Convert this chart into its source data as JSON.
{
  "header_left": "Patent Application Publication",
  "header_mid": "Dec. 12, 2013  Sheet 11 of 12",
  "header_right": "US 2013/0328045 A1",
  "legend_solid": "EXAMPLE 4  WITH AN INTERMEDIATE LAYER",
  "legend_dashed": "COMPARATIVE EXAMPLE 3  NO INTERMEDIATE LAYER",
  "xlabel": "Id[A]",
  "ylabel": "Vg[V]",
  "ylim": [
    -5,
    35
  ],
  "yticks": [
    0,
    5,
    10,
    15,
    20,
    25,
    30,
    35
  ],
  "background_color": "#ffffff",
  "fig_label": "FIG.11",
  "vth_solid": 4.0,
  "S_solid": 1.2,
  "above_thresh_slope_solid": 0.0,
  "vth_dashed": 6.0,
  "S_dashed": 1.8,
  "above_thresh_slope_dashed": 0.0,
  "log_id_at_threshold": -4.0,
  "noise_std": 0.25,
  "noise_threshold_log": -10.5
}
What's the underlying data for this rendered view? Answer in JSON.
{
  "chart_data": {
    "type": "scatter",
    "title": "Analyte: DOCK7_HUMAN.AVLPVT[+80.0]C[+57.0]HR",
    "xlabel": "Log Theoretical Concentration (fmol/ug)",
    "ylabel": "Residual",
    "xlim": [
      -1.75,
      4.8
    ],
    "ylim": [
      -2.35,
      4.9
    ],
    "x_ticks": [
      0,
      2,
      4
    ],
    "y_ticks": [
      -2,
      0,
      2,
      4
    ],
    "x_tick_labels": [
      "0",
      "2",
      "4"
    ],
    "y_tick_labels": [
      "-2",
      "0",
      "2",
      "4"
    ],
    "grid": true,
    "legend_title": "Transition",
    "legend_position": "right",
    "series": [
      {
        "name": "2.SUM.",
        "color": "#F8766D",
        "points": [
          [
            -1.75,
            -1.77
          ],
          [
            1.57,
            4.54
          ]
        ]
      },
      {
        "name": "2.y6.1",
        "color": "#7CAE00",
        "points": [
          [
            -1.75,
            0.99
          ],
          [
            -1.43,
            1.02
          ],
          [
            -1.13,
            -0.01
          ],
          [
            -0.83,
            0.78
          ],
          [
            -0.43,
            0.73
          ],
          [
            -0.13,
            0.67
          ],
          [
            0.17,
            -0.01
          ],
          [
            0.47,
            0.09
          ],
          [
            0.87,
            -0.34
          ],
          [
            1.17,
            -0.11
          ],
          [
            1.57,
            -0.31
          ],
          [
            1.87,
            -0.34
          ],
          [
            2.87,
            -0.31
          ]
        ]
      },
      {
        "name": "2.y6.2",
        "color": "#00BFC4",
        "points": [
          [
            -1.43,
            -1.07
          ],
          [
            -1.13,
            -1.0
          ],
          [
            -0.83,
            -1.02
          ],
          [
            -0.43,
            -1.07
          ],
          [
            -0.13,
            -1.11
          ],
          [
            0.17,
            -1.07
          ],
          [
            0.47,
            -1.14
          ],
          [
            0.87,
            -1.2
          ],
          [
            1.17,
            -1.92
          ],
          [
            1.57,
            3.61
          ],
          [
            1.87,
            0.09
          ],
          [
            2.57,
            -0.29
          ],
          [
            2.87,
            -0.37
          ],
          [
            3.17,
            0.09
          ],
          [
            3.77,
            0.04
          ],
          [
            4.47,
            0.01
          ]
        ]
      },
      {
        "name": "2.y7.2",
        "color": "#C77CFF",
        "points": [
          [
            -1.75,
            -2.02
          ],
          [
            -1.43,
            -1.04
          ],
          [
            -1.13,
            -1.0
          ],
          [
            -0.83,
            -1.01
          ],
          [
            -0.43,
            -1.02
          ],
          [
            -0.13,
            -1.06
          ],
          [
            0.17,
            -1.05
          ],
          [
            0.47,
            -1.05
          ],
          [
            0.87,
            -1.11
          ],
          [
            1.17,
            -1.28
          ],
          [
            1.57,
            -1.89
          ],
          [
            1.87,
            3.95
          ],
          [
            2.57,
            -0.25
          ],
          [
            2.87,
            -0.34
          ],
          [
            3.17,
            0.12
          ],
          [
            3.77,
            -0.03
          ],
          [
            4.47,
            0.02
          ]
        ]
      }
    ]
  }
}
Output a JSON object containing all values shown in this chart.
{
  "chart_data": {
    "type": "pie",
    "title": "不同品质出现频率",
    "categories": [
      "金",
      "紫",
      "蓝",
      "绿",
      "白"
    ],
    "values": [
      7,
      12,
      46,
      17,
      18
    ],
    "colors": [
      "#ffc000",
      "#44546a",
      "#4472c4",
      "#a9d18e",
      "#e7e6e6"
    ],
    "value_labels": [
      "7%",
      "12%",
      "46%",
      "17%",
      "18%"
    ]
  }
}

══════════

→ **THE TASK**: The entries above must be returned in full, exactly as shown.

→ **ANSWER TO THE TASK**:
Convert this chart into its source data as JSON.
{
  "header_left": "Patent Application Publication",
  "header_mid": "Dec. 12, 2013  Sheet 11 of 12",
  "header_right": "US 2013/0328045 A1",
  "legend_solid": "EXAMPLE 4  WITH AN INTERMEDIATE LAYER",
  "legend_dashed": "COMPARATIVE EXAMPLE 3  NO INTERMEDIATE LAYER",
  "xlabel": "Id[A]",
  "ylabel": "Vg[V]",
  "ylim": [
    -5,
    35
  ],
  "yticks": [
    0,
    5,
    10,
    15,
    20,
    25,
    30,
    35
  ],
  "background_color": "#ffffff",
  "fig_label": "FIG.11",
  "vth_solid": 4.0,
  "S_solid": 1.2,
  "above_thresh_slope_solid": 0.0,
  "vth_dashed": 6.0,
  "S_dashed": 1.8,
  "above_thresh_slope_dashed": 0.0,
  "log_id_at_threshold": -4.0,
  "noise_std": 0.25,
  "noise_threshold_log": -10.5
}
What's the underlying data for this rendered view? Answer in JSON.
{
  "chart_data": {
    "type": "scatter",
    "title": "Analyte: DOCK7_HUMAN.AVLPVT[+80.0]C[+57.0]HR",
    "xlabel": "Log Theoretical Concentration (fmol/ug)",
    "ylabel": "Residual",
    "xlim": [
      -1.75,
      4.8
    ],
    "ylim": [
      -2.35,
      4.9
    ],
    "x_ticks": [
      0,
      2,
      4
    ],
    "y_ticks": [
      -2,
      0,
      2,
      4
    ],
    "x_tick_labels": [
      "0",
      "2",
      "4"
    ],
    "y_tick_labels": [
      "-2",
      "0",
      "2",
      "4"
    ],
    "grid": true,
    "legend_title": "Transition",
    "legend_position": "right",
    "series": [
      {
        "name": "2.SUM.",
        "color": "#F8766D",
        "points": [
          [
            -1.75,
            -1.77
          ],
          [
            1.57,
            4.54
          ]
        ]
      },
      {
        "name": "2.y6.1",
        "color": "#7CAE00",
        "points": [
          [
            -1.75,
            0.99
          ],
          [
            -1.43,
            1.02
          ],
          [
            -1.13,
            -0.01
          ],
          [
            -0.83,
            0.78
          ],
          [
            -0.43,
            0.73
          ],
          [
            -0.13,
            0.67
          ],
          [
            0.17,
            -0.01
          ],
          [
            0.47,
            0.09
          ],
          [
            0.87,
            -0.34
          ],
          [
            1.17,
            -0.11
          ],
          [
            1.57,
            -0.31
          ],
          [
            1.87,
            -0.34
          ],
          [
            2.87,
            -0.31
          ]
        ]
      },
      {
        "name": "2.y6.2",
        "color": "#00BFC4",
        "points": [
          [
            -1.43,
            -1.07
          ],
          [
            -1.13,
            -1.0
          ],
          [
            -0.83,
            -1.02
          ],
          [
            -0.43,
            -1.07
          ],
          [
            -0.13,
            -1.11
          ],
          [
            0.17,
            -1.07
          ],
          [
            0.47,
            -1.14
          ],
          [
            0.87,
            -1.2
          ],
          [
            1.17,
            -1.92
          ],
          [
            1.57,
            3.61
          ],
          [
            1.87,
            0.09
          ],
          [
            2.57,
            -0.29
          ],
          [
            2.87,
            -0.37
          ],
          [
            3.17,
            0.09
          ],
          [
            3.77,
            0.04
          ],
          [
            4.47,
            0.01
          ]
        ]
      },
      {
        "name": "2.y7.2",
        "color": "#C77CFF",
        "points": [
          [
            -1.75,
            -2.02
          ],
          [
            -1.43,
            -1.04
          ],
          [
            -1.13,
            -1.0
          ],
          [
            -0.83,
            -1.01
          ],
          [
            -0.43,
            -1.02
          ],
          [
            -0.13,
            -1.06
          ],
          [
            0.17,
            -1.05
          ],
          [
            0.47,
            -1.05
          ],
          [
            0.87,
            -1.11
          ],
          [
            1.17,
            -1.28
          ],
          [
            1.57,
            -1.89
          ],
          [
            1.87,
            3.95
          ],
          [
            2.57,
            -0.25
          ],
          [
            2.87,
            -0.34
          ],
          [
            3.17,
            0.12
          ],
          [
            3.77,
            -0.03
          ],
          [
            4.47,
            0.02
          ]
        ]
      }
    ]
  }
}
Output a JSON object containing all values shown in this chart.
{
  "chart_data": {
    "type": "pie",
    "title": "不同品质出现频率",
    "categories": [
      "金",
      "紫",
      "蓝",
      "绿",
      "白"
    ],
    "values": [
      7,
      12,
      46,
      17,
      18
    ],
    "colors": [
      "#ffc000",
      "#44546a",
      "#4472c4",
      "#a9d18e",
      "#e7e6e6"
    ],
    "value_labels": [
      "7%",
      "12%",
      "46%",
      "17%",
      "18%"
    ]
  }
}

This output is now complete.